**DIRECTION:**
Reproduce each line of the following entries without changing anything.

(Element and region data)
(begin)

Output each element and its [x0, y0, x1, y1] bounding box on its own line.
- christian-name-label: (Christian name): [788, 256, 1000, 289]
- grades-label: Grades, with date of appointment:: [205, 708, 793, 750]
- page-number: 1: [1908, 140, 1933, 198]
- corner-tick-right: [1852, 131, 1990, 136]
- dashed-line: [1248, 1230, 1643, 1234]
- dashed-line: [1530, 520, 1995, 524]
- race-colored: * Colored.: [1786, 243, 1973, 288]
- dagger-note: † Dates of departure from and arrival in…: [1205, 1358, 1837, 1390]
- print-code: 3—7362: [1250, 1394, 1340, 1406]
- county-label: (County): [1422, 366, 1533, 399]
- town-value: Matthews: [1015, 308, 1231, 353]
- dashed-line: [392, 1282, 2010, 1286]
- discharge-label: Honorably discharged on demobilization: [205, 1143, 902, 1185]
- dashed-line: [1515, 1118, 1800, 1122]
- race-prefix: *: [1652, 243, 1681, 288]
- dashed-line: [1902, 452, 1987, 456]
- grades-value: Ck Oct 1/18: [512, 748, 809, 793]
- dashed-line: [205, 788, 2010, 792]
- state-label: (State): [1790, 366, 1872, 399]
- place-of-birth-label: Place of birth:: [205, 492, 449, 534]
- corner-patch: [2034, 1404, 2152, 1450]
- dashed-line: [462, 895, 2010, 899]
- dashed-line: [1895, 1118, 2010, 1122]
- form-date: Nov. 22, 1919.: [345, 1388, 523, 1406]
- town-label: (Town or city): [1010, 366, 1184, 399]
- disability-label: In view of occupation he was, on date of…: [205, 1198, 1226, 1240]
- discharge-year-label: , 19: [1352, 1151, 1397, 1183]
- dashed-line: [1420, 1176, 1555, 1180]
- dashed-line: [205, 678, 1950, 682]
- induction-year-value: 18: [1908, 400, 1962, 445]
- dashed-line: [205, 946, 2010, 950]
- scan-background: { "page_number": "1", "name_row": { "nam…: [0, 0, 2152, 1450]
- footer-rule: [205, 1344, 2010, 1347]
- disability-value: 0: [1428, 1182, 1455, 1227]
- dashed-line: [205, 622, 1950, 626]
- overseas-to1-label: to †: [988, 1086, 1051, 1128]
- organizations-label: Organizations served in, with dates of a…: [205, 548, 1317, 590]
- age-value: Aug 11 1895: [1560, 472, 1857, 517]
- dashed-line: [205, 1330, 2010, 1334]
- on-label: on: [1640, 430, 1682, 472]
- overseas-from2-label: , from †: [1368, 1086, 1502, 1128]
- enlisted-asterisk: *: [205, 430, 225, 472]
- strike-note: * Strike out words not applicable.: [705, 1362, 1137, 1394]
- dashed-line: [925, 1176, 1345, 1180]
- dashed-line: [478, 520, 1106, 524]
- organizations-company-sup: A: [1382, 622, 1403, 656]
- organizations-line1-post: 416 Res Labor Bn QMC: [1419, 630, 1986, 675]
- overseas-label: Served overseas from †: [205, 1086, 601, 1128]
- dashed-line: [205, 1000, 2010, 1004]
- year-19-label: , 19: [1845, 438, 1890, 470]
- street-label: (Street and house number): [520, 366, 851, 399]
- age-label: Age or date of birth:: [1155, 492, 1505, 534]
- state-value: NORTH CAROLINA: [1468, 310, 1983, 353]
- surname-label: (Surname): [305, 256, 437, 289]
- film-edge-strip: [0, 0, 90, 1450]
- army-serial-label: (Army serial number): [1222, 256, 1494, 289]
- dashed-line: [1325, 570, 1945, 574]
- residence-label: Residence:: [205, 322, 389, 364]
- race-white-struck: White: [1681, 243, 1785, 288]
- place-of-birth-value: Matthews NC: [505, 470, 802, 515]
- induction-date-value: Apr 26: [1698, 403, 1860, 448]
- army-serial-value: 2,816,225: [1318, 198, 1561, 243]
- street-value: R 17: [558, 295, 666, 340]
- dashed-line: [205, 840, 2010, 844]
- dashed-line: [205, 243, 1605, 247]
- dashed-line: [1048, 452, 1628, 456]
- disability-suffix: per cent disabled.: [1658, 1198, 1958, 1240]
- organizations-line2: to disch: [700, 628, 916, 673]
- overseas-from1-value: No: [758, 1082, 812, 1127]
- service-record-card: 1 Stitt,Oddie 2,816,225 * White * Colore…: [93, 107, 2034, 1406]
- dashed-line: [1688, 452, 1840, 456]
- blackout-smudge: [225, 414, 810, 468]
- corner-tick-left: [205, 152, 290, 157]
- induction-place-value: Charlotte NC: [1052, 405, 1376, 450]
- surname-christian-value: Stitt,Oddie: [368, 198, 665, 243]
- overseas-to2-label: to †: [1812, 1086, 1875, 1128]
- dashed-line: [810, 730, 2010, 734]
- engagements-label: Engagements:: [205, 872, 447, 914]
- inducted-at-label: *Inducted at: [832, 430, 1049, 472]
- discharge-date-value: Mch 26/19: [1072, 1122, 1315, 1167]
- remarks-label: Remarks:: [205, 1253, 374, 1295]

(end)

**RESULT BELOW:**
Output each element and its [x0, y0, x1, y1] bounding box on its own line.
- christian-name-label: (Christian name): [788, 256, 1000, 289]
- grades-label: Grades, with date of appointment:: [205, 708, 793, 750]
- page-number: 1: [1908, 140, 1933, 198]
- corner-tick-right: [1852, 131, 1990, 136]
- dashed-line: [1248, 1230, 1643, 1234]
- dashed-line: [1530, 520, 1995, 524]
- race-colored: * Colored.: [1786, 243, 1973, 288]
- dagger-note: † Dates of departure from and arrival in…: [1205, 1358, 1837, 1390]
- print-code: 3—7362: [1250, 1394, 1340, 1406]
- county-label: (County): [1422, 366, 1533, 399]
- town-value: Matthews: [1015, 308, 1231, 353]
- dashed-line: [392, 1282, 2010, 1286]
- discharge-label: Honorably discharged on demobilization: [205, 1143, 902, 1185]
- dashed-line: [1515, 1118, 1800, 1122]
- race-prefix: *: [1652, 243, 1681, 288]
- dashed-line: [1902, 452, 1987, 456]
- grades-value: Ck Oct 1/18: [512, 748, 809, 793]
- dashed-line: [205, 788, 2010, 792]
- state-label: (State): [1790, 366, 1872, 399]
- place-of-birth-label: Place of birth:: [205, 492, 449, 534]
- corner-patch: [2034, 1404, 2152, 1450]
- dashed-line: [462, 895, 2010, 899]
- dashed-line: [1895, 1118, 2010, 1122]
- form-date: Nov. 22, 1919.: [345, 1388, 523, 1406]
- town-label: (Town or city): [1010, 366, 1184, 399]
- disability-label: In view of occupation he was, on date of…: [205, 1198, 1226, 1240]
- discharge-year-label: , 19: [1352, 1151, 1397, 1183]
- dashed-line: [1420, 1176, 1555, 1180]
- dashed-line: [205, 678, 1950, 682]
- induction-year-value: 18: [1908, 400, 1962, 445]
- dashed-line: [205, 946, 2010, 950]
- scan-background: { "page_number": "1", "name_row": { "nam…: [0, 0, 2152, 1450]
- footer-rule: [205, 1344, 2010, 1347]
- disability-value: 0: [1428, 1182, 1455, 1227]
- dashed-line: [205, 622, 1950, 626]
- overseas-to1-label: to †: [988, 1086, 1051, 1128]
- organizations-label: Organizations served in, with dates of a…: [205, 548, 1317, 590]
- age-value: Aug 11 1895: [1560, 472, 1857, 517]
- dashed-line: [205, 1330, 2010, 1334]
- on-label: on: [1640, 430, 1682, 472]
- overseas-from2-label: , from †: [1368, 1086, 1502, 1128]
- enlisted-asterisk: *: [205, 430, 225, 472]
- strike-note: * Strike out words not applicable.: [705, 1362, 1137, 1394]
- dashed-line: [925, 1176, 1345, 1180]
- dashed-line: [478, 520, 1106, 524]
- organizations-company-sup: A: [1382, 622, 1403, 656]
- organizations-line1-post: 416 Res Labor Bn QMC: [1419, 630, 1986, 675]
- overseas-label: Served overseas from †: [205, 1086, 601, 1128]
- dashed-line: [205, 1000, 2010, 1004]
- year-19-label: , 19: [1845, 438, 1890, 470]
- street-label: (Street and house number): [520, 366, 851, 399]
- age-label: Age or date of birth:: [1155, 492, 1505, 534]
- state-value: NORTH CAROLINA: [1468, 310, 1983, 353]
- surname-label: (Surname): [305, 256, 437, 289]
- film-edge-strip: [0, 0, 90, 1450]
- army-serial-label: (Army serial number): [1222, 256, 1494, 289]
- dashed-line: [1325, 570, 1945, 574]
- residence-label: Residence:: [205, 322, 389, 364]
- race-white-struck: White: [1681, 243, 1785, 288]
- place-of-birth-value: Matthews NC: [505, 470, 802, 515]
- induction-date-value: Apr 26: [1698, 403, 1860, 448]
- army-serial-value: 2,816,225: [1318, 198, 1561, 243]
- street-value: R 17: [558, 295, 666, 340]
- dashed-line: [205, 840, 2010, 844]
- dashed-line: [205, 243, 1605, 247]
- dashed-line: [1048, 452, 1628, 456]
- disability-suffix: per cent disabled.: [1658, 1198, 1958, 1240]
- organizations-line2: to disch: [700, 628, 916, 673]
- overseas-from1-value: No: [758, 1082, 812, 1127]
- service-record-card: 1 Stitt,Oddie 2,816,225 * White * Colore…: [93, 107, 2034, 1406]
- dashed-line: [1688, 452, 1840, 456]
- blackout-smudge: [225, 414, 810, 468]
- corner-tick-left: [205, 152, 290, 157]
- induction-place-value: Charlotte NC: [1052, 405, 1376, 450]
- surname-christian-value: Stitt,Oddie: [368, 198, 665, 243]
- overseas-to2-label: to †: [1812, 1086, 1875, 1128]
- dashed-line: [810, 730, 2010, 734]
- engagements-label: Engagements:: [205, 872, 447, 914]
- inducted-at-label: *Inducted at: [832, 430, 1049, 472]
- discharge-date-value: Mch 26/19: [1072, 1122, 1315, 1167]
- remarks-label: Remarks:: [205, 1253, 374, 1295]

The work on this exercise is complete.